--- start of Data section ---
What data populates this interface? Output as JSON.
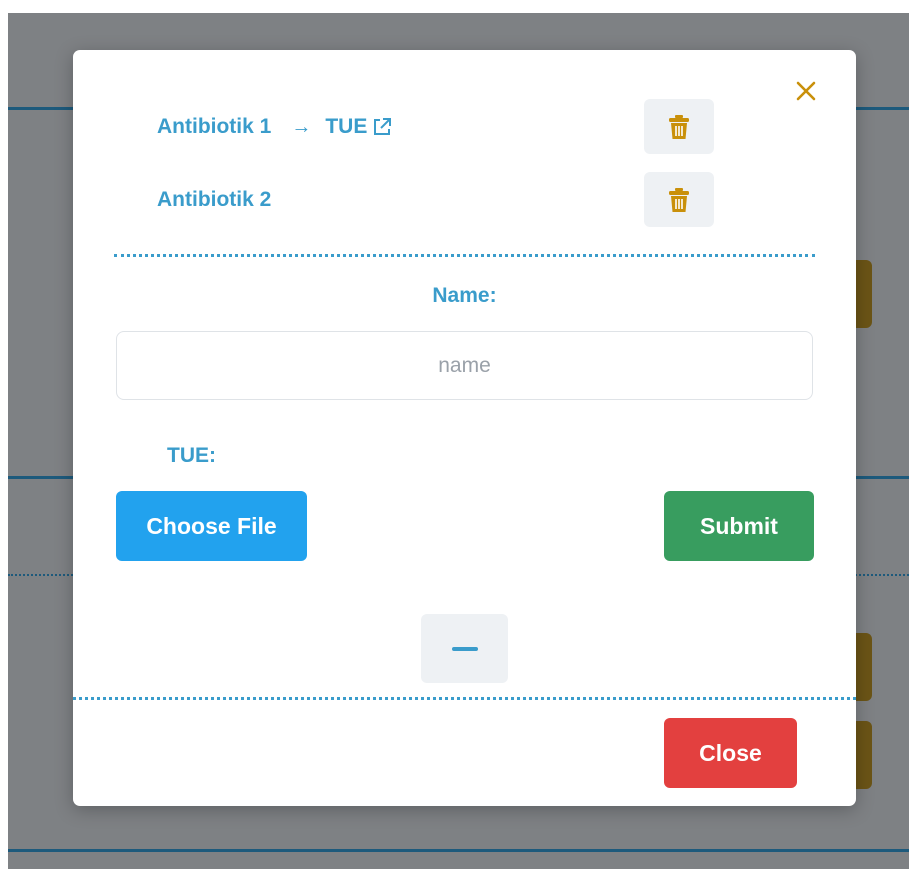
{
  "colors": {
    "accent": "#3a9ccb",
    "choose_file": "#22a2ee",
    "submit": "#389d5f",
    "close": "#e3403f",
    "trash": "#c9900a",
    "backdrop": "#7e8184"
  },
  "modal": {
    "close_icon": "close-x-icon",
    "items": [
      {
        "label": "Antibiotik 1",
        "arrow": "→",
        "link": "TUE",
        "link_icon": "external-link-icon",
        "delete_icon": "trash-icon"
      },
      {
        "label": "Antibiotik 2",
        "delete_icon": "trash-icon"
      }
    ],
    "form": {
      "name_label": "Name:",
      "name_value": "",
      "name_placeholder": "name",
      "tue_label": "TUE:",
      "choose_file_label": "Choose File",
      "submit_label": "Submit"
    },
    "collapse_icon": "minus-icon",
    "footer": {
      "close_label": "Close"
    }
  }
}
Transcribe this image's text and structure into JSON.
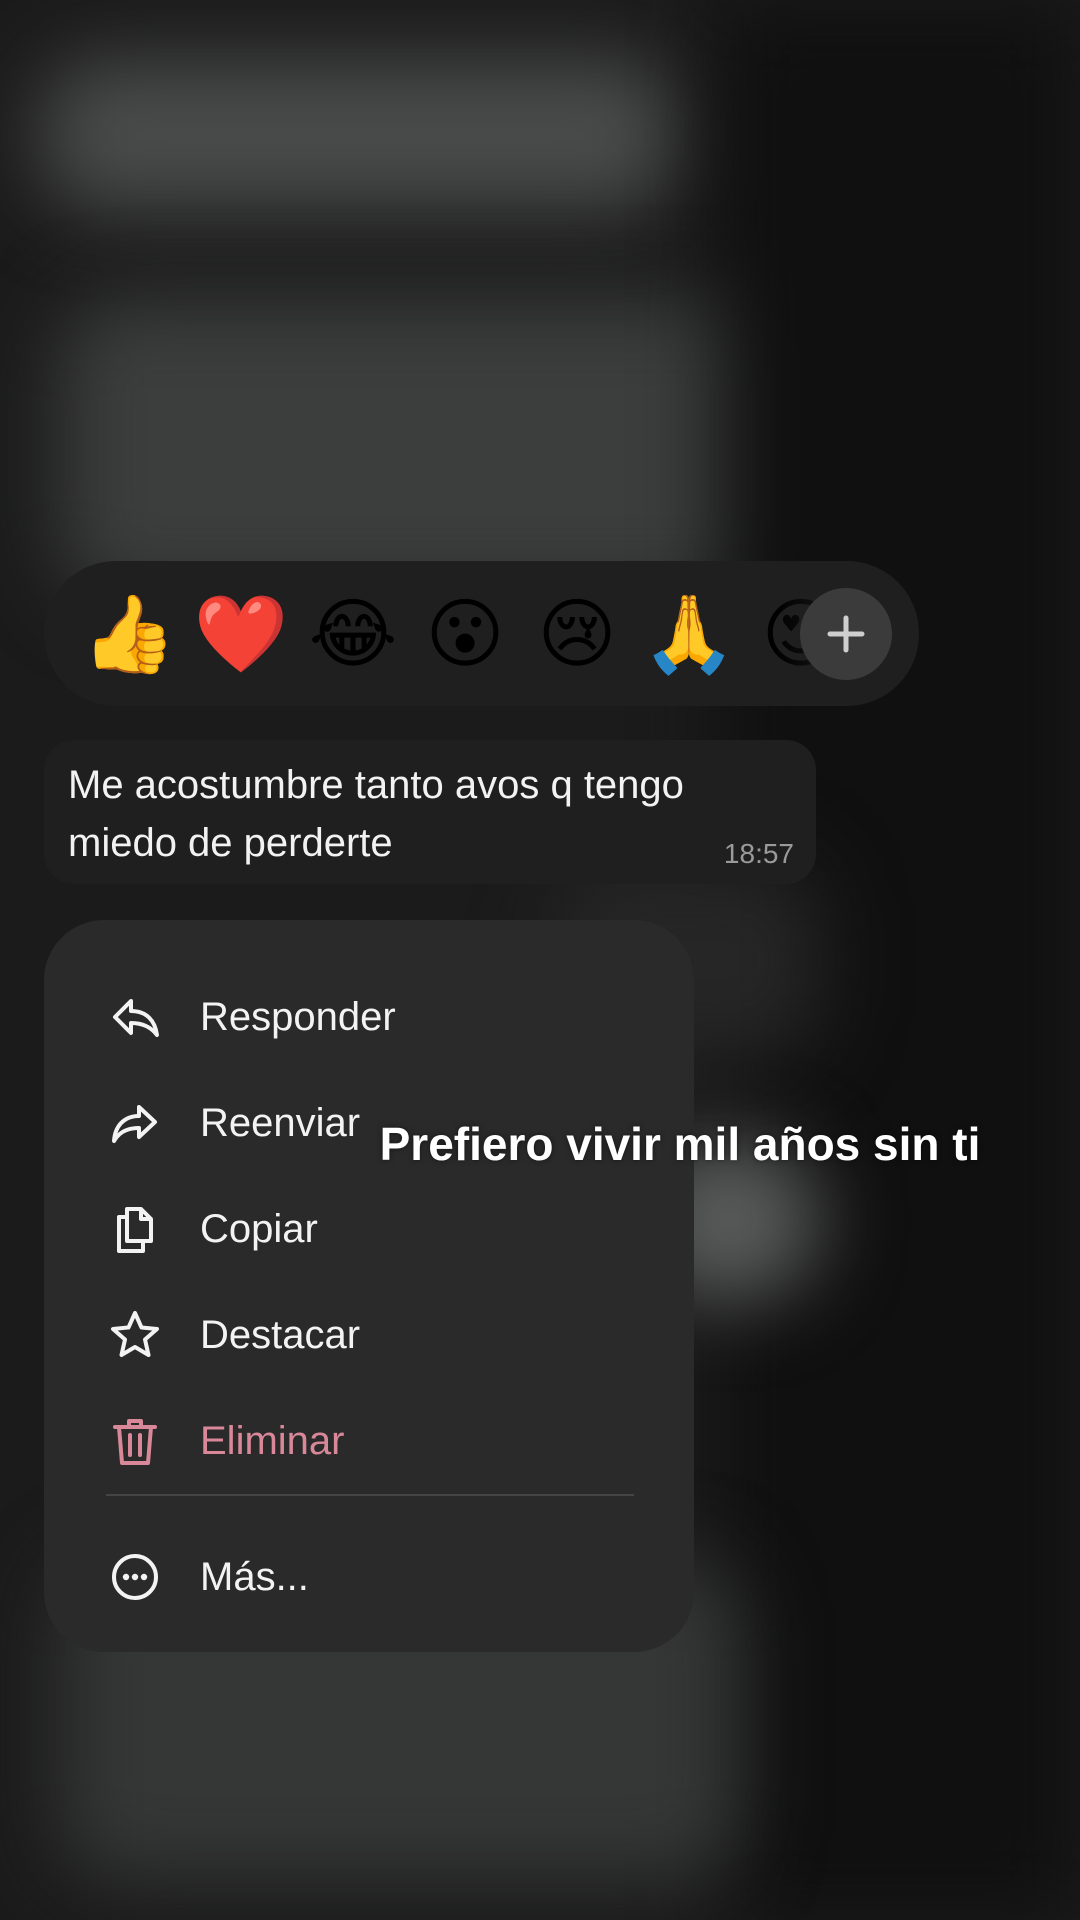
{
  "reactions": {
    "emojis": [
      {
        "name": "thumbs-up",
        "glyph": "👍"
      },
      {
        "name": "red-heart",
        "glyph": "❤️"
      },
      {
        "name": "tears-of-joy",
        "glyph": "😂"
      },
      {
        "name": "surprised-face",
        "glyph": "😮"
      },
      {
        "name": "crying-face",
        "glyph": "😢"
      },
      {
        "name": "folded-hands",
        "glyph": "🙏"
      },
      {
        "name": "heart-eyes-face",
        "glyph": "😍"
      }
    ],
    "more_icon": "plus-icon"
  },
  "message": {
    "text": "Me acostumbre tanto avos q tengo miedo de perderte",
    "time": "18:57"
  },
  "menu": {
    "items": [
      {
        "label": "Responder",
        "icon": "reply-icon"
      },
      {
        "label": "Reenviar",
        "icon": "forward-icon"
      },
      {
        "label": "Copiar",
        "icon": "copy-icon"
      },
      {
        "label": "Destacar",
        "icon": "star-icon"
      },
      {
        "label": "Eliminar",
        "icon": "trash-icon",
        "color": "#d9889a"
      },
      {
        "label": "Más...",
        "icon": "more-circle-icon"
      }
    ]
  },
  "overlay": {
    "caption": "Prefiero vivir mil años sin ti"
  }
}
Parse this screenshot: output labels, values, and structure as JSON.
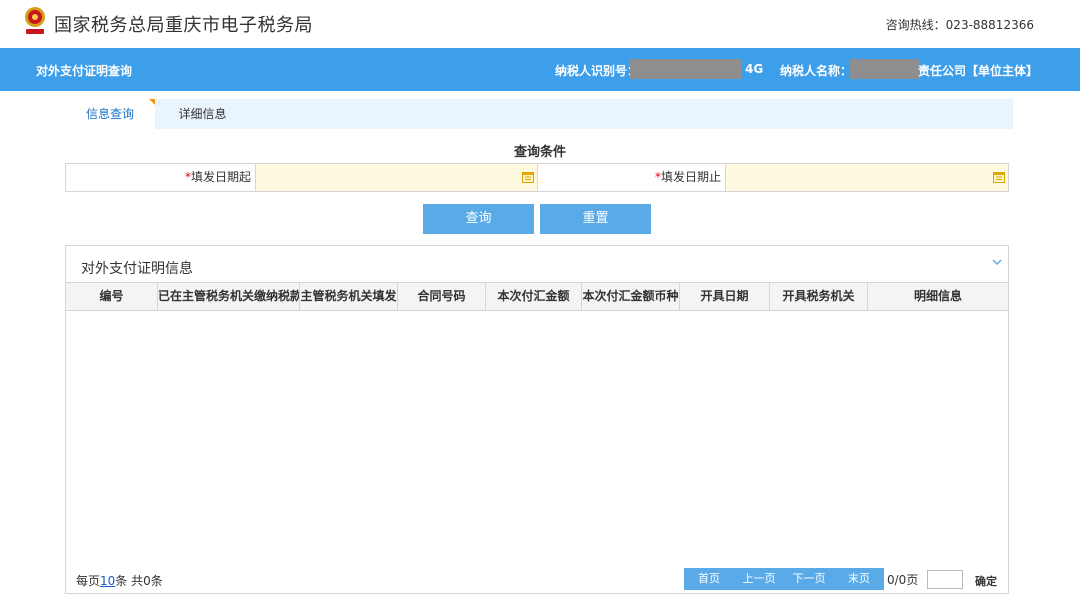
--- end of Data section ---
From the listing above, print every entry precisely and drop the pictures.

— Result of the task —
What data populates this interface? Output as JSON.
{
  "colors": {
    "accent": "#3a9ccb",
    "choose_file": "#22a2ee",
    "submit": "#389d5f",
    "close": "#e3403f",
    "trash": "#c9900a",
    "backdrop": "#7e8184"
  },
  "modal": {
    "close_icon": "close-x-icon",
    "items": [
      {
        "label": "Antibiotik 1",
        "arrow": "→",
        "link": "TUE",
        "link_icon": "external-link-icon",
        "delete_icon": "trash-icon"
      },
      {
        "label": "Antibiotik 2",
        "delete_icon": "trash-icon"
      }
    ],
    "form": {
      "name_label": "Name:",
      "name_value": "",
      "name_placeholder": "name",
      "tue_label": "TUE:",
      "choose_file_label": "Choose File",
      "submit_label": "Submit"
    },
    "collapse_icon": "minus-icon",
    "footer": {
      "close_label": "Close"
    }
  }
}
Transcribe this image's text and structure into JSON.
{
  "reactions": {
    "emojis": [
      {
        "name": "thumbs-up",
        "glyph": "👍"
      },
      {
        "name": "red-heart",
        "glyph": "❤️"
      },
      {
        "name": "tears-of-joy",
        "glyph": "😂"
      },
      {
        "name": "surprised-face",
        "glyph": "😮"
      },
      {
        "name": "crying-face",
        "glyph": "😢"
      },
      {
        "name": "folded-hands",
        "glyph": "🙏"
      },
      {
        "name": "heart-eyes-face",
        "glyph": "😍"
      }
    ],
    "more_icon": "plus-icon"
  },
  "message": {
    "text": "Me acostumbre tanto avos q tengo miedo de perderte",
    "time": "18:57"
  },
  "menu": {
    "items": [
      {
        "label": "Responder",
        "icon": "reply-icon"
      },
      {
        "label": "Reenviar",
        "icon": "forward-icon"
      },
      {
        "label": "Copiar",
        "icon": "copy-icon"
      },
      {
        "label": "Destacar",
        "icon": "star-icon"
      },
      {
        "label": "Eliminar",
        "icon": "trash-icon",
        "color": "#d9889a"
      },
      {
        "label": "Más...",
        "icon": "more-circle-icon"
      }
    ]
  },
  "overlay": {
    "caption": "Prefiero vivir mil años sin ti"
  }
}
Parse this screenshot: output labels, values, and structure as JSON.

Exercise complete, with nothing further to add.